WRITTEN TASK:
Count every line of the material that holds the string "this". Respond with the total only.

Begin

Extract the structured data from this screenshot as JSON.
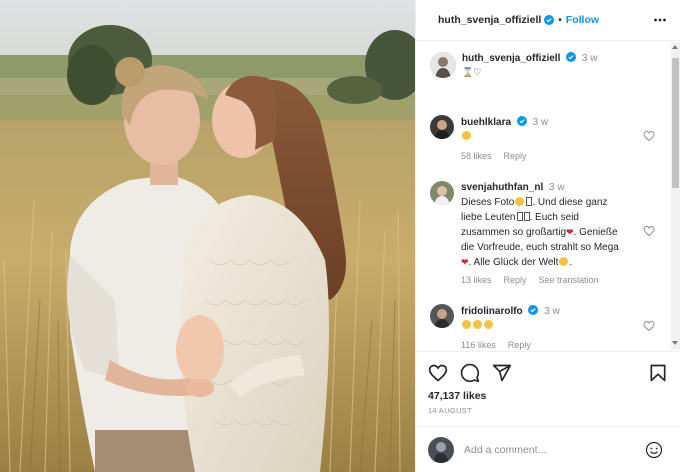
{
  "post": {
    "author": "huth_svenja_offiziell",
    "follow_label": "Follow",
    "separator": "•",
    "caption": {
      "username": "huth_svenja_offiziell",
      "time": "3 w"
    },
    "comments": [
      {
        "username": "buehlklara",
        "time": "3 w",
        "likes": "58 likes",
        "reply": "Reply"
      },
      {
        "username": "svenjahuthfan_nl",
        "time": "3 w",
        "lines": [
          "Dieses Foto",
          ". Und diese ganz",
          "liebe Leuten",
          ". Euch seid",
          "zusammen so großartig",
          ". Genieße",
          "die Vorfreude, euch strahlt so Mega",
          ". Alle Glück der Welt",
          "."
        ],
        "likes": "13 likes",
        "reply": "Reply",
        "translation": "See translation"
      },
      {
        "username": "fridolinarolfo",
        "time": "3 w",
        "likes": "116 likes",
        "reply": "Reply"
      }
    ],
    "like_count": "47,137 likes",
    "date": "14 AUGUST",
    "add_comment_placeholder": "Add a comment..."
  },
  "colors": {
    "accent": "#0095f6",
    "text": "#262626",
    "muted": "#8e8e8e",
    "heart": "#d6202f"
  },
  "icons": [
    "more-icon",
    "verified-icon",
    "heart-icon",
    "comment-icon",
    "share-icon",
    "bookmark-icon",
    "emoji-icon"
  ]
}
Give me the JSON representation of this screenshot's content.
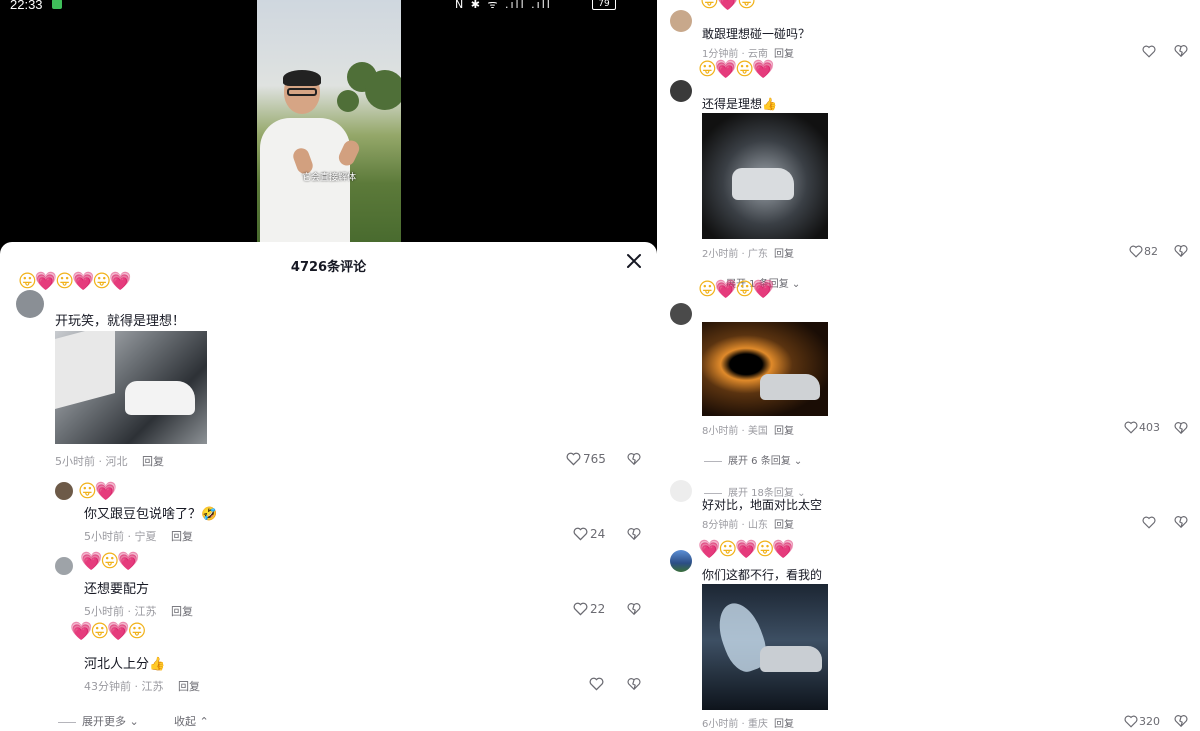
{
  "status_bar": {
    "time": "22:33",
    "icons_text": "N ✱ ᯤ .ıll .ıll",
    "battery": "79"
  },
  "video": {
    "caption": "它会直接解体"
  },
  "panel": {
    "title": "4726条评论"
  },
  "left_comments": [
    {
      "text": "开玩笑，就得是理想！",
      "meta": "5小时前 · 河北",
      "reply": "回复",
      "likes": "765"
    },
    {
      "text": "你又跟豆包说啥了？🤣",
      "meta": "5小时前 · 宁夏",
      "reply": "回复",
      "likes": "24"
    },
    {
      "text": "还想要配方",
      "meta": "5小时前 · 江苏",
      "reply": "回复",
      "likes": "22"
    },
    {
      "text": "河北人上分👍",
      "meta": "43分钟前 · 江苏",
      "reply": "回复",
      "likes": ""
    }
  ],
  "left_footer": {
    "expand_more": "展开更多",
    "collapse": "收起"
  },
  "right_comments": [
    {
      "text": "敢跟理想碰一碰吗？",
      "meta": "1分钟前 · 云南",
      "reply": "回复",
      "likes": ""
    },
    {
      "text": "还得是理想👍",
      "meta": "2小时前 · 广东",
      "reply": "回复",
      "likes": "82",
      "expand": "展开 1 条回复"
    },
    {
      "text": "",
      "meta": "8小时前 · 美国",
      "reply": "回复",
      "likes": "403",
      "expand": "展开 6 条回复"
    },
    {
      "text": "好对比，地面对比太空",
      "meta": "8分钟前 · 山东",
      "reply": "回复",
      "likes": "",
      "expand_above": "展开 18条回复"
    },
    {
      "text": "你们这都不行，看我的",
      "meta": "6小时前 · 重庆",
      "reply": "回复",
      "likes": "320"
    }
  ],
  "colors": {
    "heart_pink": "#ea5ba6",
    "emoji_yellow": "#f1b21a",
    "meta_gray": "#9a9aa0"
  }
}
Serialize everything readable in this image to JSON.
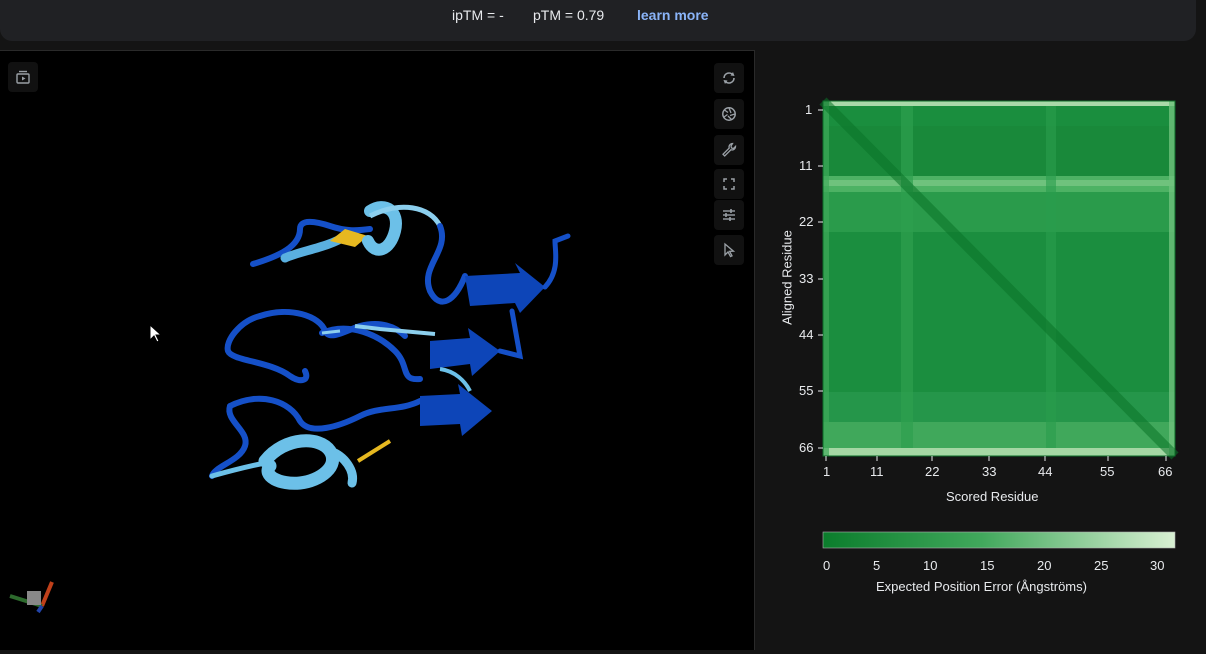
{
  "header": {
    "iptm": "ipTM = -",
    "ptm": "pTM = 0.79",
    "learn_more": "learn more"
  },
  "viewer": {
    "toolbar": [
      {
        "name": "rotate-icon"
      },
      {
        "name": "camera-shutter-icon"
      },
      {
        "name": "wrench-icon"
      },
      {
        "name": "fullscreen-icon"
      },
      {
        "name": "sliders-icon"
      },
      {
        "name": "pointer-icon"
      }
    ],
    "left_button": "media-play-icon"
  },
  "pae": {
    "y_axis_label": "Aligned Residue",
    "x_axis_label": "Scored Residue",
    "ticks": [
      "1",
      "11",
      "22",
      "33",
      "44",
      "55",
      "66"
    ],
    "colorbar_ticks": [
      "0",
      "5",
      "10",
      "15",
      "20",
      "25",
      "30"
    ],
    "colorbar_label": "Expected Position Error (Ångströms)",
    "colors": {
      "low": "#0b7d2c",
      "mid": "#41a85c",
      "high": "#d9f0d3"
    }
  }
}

End

SOLVED EXERCISE:
3